Requirement:
Search the material for the word "atoms" and copy each line that holds it.

Provided records:

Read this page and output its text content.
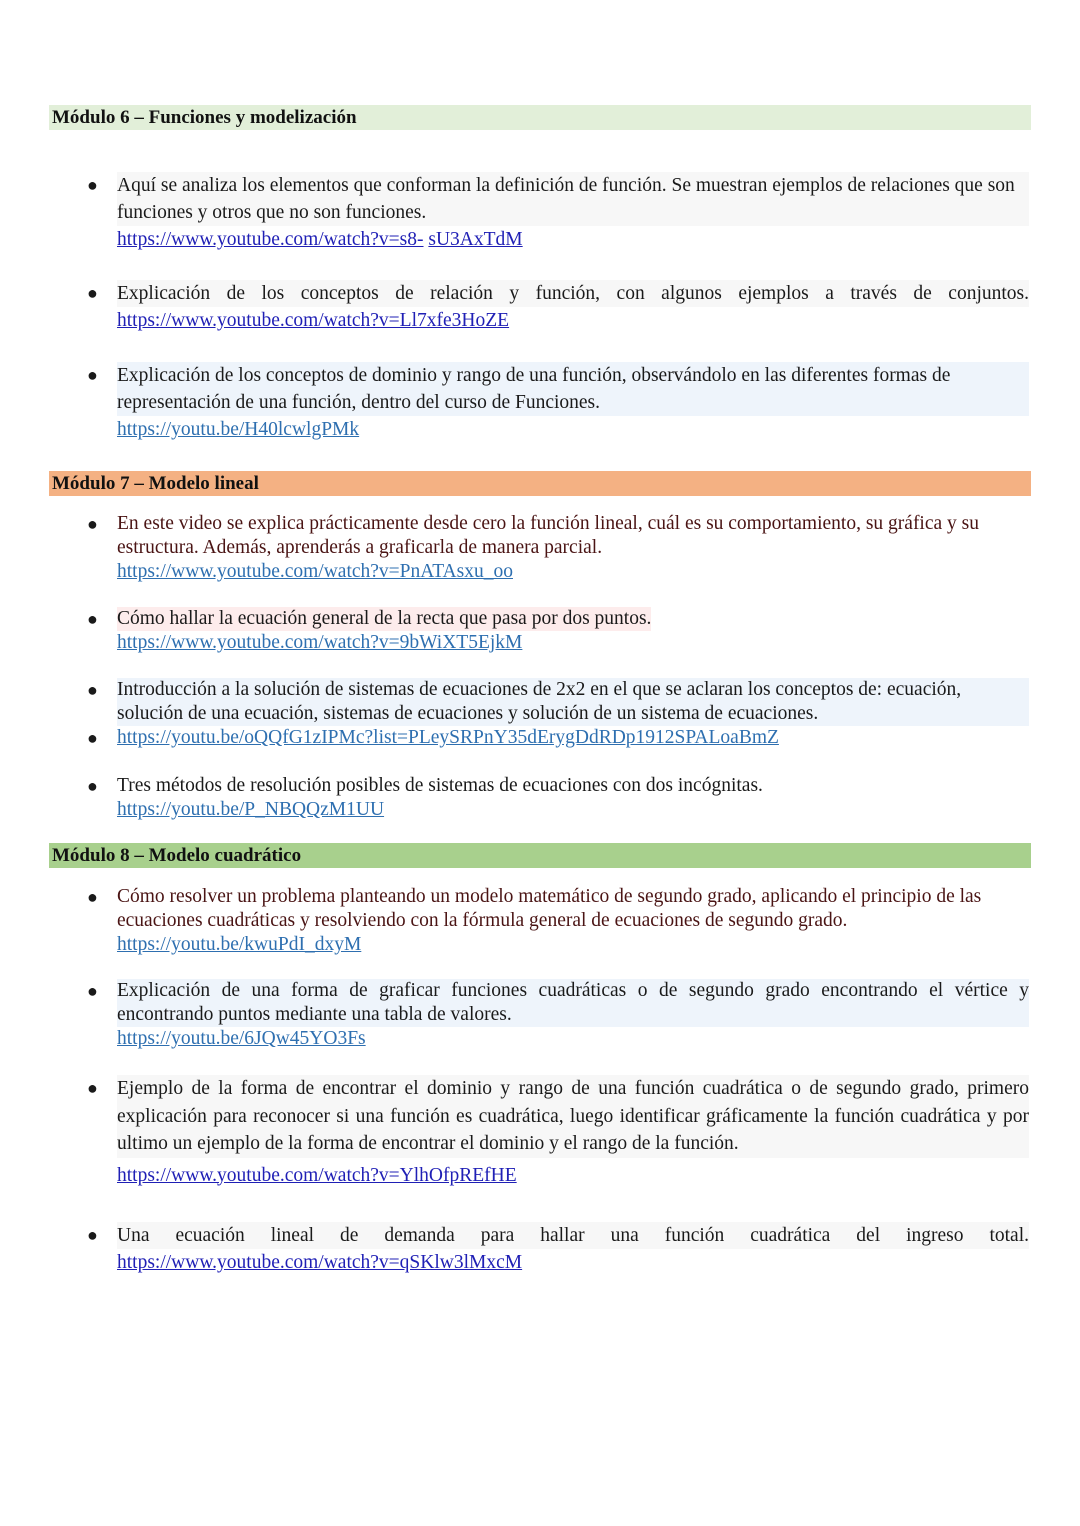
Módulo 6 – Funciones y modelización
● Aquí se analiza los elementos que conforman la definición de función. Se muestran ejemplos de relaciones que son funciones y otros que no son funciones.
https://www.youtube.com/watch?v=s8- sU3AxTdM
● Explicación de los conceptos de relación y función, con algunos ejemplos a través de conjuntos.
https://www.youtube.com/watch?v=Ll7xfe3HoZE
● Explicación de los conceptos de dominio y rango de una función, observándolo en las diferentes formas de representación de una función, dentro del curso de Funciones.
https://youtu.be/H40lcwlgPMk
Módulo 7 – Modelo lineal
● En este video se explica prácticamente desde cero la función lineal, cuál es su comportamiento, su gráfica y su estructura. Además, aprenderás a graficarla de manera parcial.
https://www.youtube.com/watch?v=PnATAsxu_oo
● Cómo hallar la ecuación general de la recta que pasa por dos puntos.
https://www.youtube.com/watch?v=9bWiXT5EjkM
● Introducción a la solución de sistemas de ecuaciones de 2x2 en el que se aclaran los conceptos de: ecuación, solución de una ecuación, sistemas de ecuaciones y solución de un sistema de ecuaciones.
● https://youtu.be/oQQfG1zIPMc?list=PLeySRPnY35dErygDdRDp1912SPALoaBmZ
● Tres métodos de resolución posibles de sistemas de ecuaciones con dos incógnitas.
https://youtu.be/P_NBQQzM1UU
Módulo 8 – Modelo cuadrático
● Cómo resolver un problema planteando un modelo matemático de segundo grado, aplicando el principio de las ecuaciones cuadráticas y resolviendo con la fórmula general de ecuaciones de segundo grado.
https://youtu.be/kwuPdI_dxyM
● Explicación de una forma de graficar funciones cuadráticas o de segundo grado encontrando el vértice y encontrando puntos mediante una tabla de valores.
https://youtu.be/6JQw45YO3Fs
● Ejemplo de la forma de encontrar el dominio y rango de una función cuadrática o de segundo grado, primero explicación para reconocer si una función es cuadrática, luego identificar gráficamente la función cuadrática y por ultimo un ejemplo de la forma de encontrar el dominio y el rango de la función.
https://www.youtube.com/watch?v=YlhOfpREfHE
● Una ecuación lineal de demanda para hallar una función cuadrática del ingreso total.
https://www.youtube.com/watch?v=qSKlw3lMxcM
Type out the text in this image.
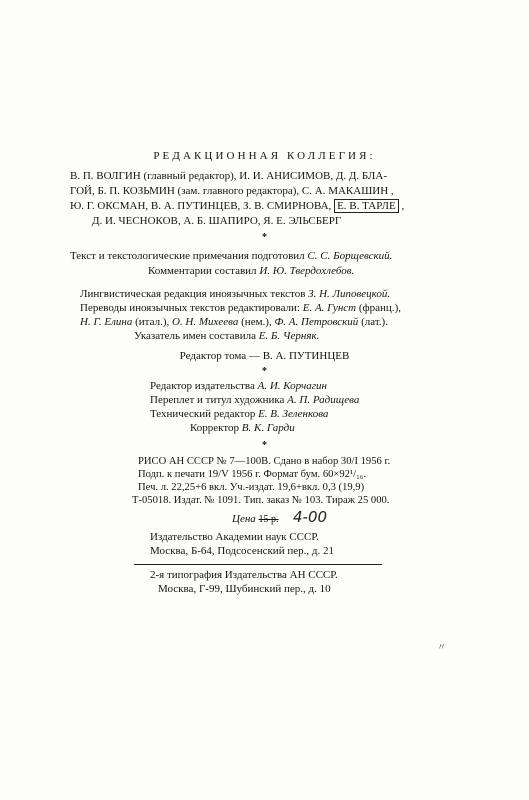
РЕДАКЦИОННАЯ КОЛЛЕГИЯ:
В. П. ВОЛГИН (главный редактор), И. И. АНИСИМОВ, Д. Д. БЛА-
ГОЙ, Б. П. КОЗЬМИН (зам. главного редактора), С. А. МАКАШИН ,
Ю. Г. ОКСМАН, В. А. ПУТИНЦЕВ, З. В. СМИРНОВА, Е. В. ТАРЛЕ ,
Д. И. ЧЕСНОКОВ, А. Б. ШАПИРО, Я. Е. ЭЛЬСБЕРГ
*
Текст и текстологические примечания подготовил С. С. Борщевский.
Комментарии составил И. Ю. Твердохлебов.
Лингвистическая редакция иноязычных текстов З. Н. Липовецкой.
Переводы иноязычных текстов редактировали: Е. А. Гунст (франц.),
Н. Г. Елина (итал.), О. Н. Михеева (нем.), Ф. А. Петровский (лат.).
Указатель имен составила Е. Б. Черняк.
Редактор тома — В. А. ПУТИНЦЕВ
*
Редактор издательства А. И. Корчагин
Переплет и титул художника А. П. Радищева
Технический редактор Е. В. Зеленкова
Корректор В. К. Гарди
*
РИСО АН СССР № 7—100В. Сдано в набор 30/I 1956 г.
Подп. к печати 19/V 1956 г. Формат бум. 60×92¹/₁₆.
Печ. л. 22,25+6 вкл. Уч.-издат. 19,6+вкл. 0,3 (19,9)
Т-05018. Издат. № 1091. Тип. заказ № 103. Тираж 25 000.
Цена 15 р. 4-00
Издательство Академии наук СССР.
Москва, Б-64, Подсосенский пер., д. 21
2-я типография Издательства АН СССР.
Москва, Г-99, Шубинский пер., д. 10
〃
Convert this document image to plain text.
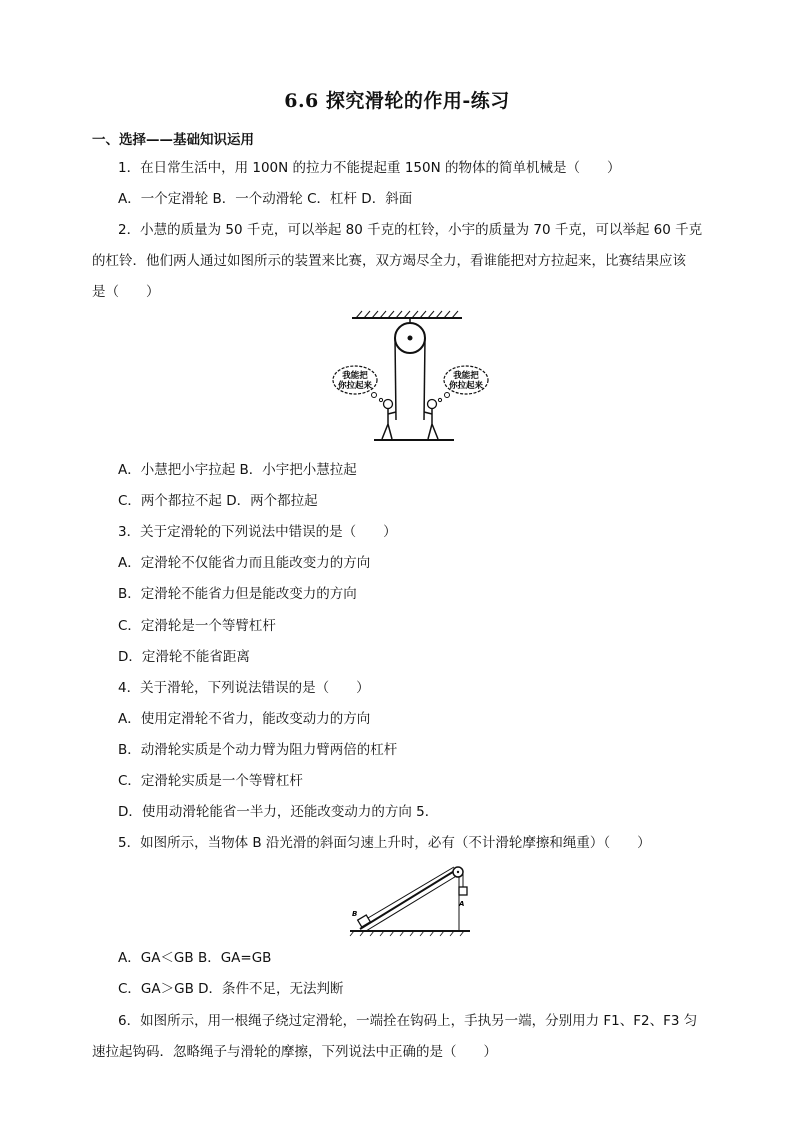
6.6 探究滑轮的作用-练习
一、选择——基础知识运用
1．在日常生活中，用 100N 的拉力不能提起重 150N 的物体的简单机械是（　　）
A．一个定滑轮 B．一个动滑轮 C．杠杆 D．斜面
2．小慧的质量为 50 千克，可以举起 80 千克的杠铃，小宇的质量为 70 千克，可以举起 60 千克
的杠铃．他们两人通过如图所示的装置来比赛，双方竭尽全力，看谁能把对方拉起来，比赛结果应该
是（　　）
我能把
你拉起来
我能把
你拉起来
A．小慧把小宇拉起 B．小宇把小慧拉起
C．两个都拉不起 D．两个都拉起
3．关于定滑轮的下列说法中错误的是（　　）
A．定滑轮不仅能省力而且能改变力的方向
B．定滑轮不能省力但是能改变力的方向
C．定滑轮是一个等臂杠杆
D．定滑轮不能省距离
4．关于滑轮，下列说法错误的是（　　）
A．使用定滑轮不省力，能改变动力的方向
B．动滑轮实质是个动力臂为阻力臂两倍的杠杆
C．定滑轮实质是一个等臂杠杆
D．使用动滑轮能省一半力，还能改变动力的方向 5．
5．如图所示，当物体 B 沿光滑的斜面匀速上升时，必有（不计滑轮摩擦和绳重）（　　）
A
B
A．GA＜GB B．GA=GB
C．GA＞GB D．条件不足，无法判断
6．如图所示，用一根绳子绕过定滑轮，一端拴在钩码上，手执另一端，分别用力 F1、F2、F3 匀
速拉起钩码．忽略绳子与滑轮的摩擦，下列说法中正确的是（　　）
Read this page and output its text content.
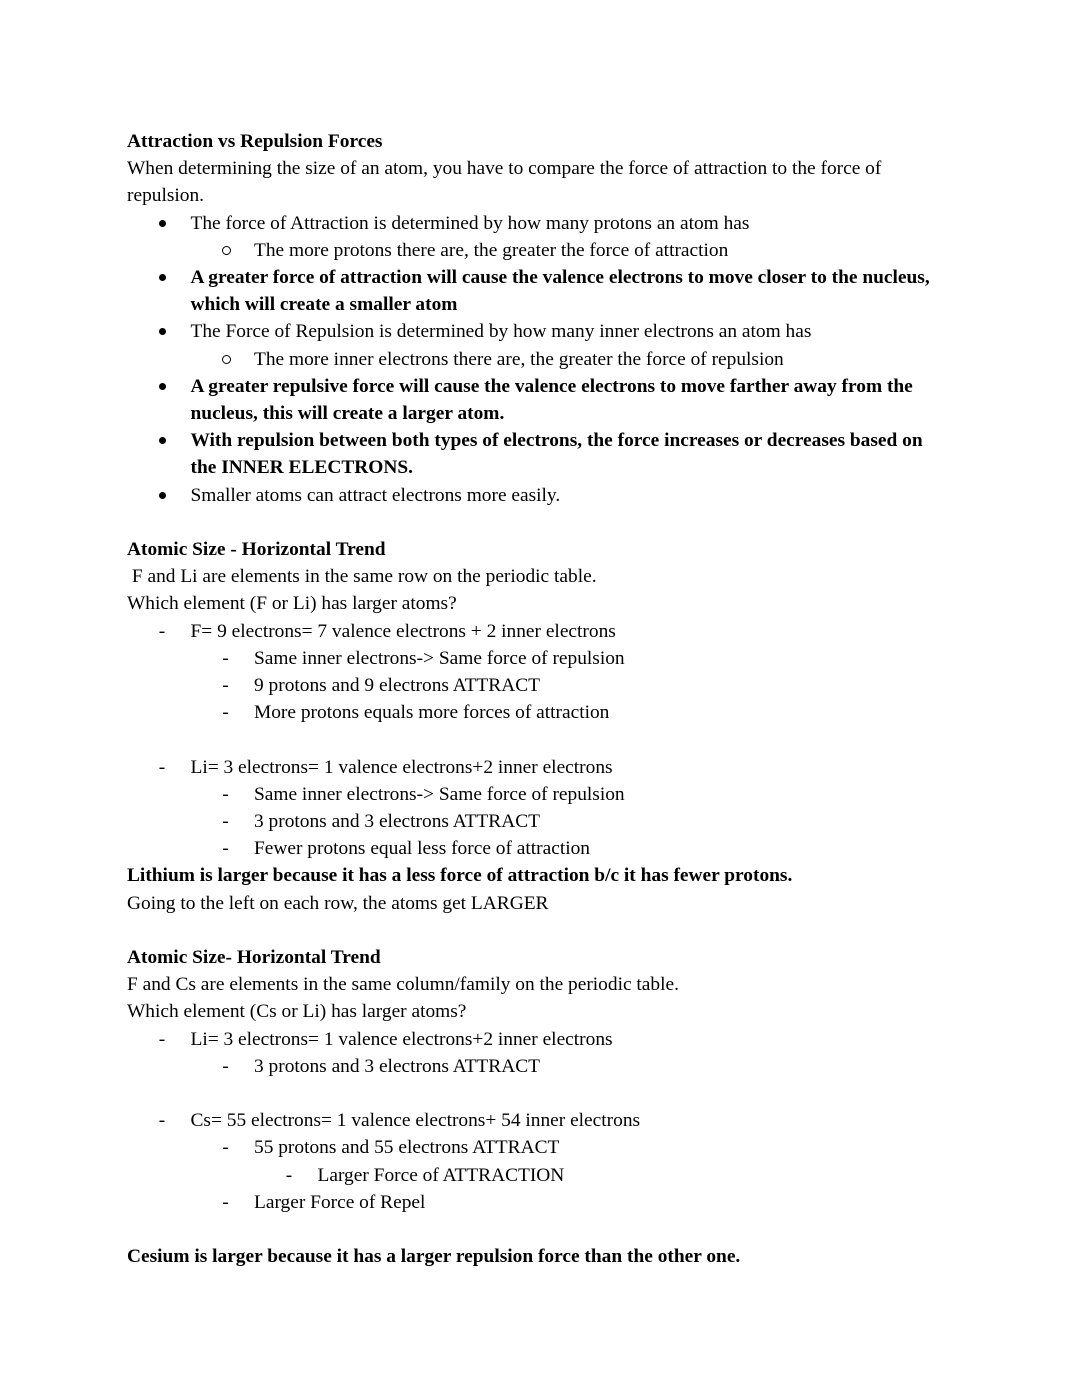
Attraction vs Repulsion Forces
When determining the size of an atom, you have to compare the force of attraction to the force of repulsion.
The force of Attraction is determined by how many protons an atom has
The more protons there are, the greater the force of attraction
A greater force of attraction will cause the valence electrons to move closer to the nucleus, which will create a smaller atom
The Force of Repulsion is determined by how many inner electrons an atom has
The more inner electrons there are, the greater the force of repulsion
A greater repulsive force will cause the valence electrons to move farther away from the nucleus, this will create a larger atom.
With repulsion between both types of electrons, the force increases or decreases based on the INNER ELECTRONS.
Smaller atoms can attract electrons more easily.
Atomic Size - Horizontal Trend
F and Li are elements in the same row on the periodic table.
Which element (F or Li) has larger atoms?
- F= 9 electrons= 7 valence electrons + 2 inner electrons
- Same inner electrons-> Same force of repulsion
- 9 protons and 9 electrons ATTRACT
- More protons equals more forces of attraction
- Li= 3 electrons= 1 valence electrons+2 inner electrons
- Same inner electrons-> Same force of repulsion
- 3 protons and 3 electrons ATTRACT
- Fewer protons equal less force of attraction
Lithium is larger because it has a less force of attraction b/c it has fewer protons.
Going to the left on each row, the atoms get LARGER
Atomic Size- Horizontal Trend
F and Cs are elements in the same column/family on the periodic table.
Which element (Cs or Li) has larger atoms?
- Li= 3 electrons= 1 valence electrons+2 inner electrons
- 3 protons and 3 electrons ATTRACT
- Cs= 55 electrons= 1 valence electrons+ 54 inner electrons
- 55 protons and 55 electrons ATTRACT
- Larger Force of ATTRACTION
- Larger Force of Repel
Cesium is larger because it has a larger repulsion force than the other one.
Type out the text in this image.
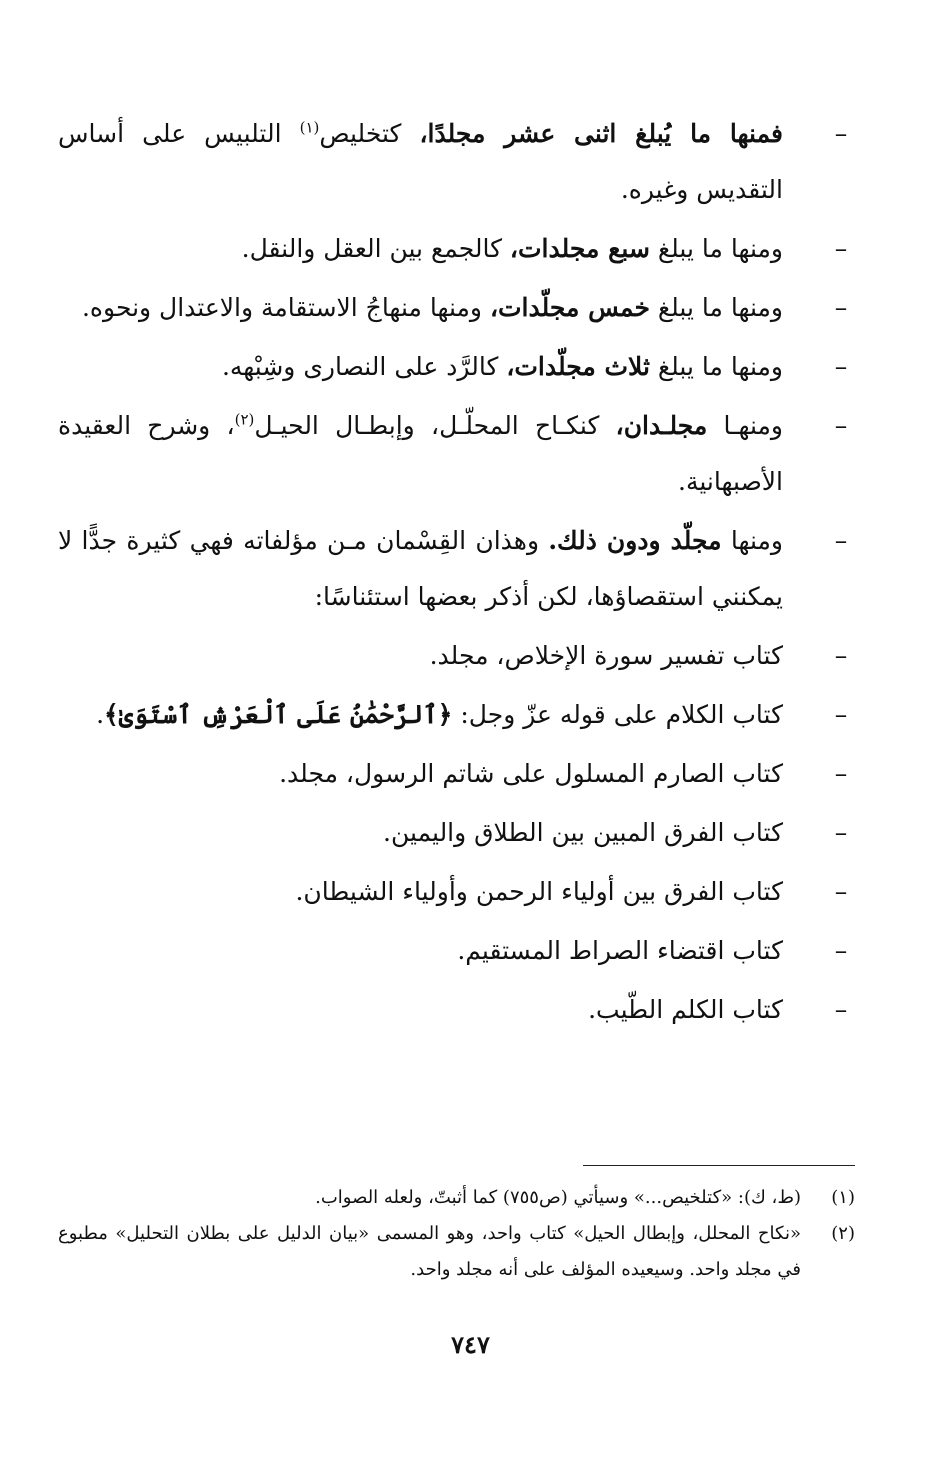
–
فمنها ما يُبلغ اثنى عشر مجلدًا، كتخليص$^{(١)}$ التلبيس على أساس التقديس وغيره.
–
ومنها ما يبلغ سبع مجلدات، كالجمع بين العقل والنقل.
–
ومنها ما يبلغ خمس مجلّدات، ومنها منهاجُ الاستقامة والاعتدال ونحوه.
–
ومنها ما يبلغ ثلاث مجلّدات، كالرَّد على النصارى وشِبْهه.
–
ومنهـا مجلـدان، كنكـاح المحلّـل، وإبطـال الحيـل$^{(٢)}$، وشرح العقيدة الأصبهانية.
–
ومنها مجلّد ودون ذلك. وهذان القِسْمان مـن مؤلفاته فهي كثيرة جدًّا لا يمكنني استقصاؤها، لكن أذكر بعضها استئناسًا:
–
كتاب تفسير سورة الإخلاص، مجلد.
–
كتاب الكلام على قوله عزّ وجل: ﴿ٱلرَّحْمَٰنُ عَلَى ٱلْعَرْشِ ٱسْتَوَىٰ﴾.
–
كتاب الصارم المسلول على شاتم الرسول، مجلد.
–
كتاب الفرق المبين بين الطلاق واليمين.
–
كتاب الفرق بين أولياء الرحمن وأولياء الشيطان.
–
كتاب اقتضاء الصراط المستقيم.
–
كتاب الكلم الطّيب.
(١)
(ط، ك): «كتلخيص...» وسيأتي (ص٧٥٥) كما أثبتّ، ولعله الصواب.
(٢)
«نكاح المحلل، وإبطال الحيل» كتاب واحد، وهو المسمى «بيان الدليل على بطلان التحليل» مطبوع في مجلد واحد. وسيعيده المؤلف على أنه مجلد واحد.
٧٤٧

Written reply:
Smaller atoms can attract electrons more easily.
Which element (F or Li) has larger atoms?
Going to the left on each row, the atoms get LARGER
Which element (Cs or Li) has larger atoms?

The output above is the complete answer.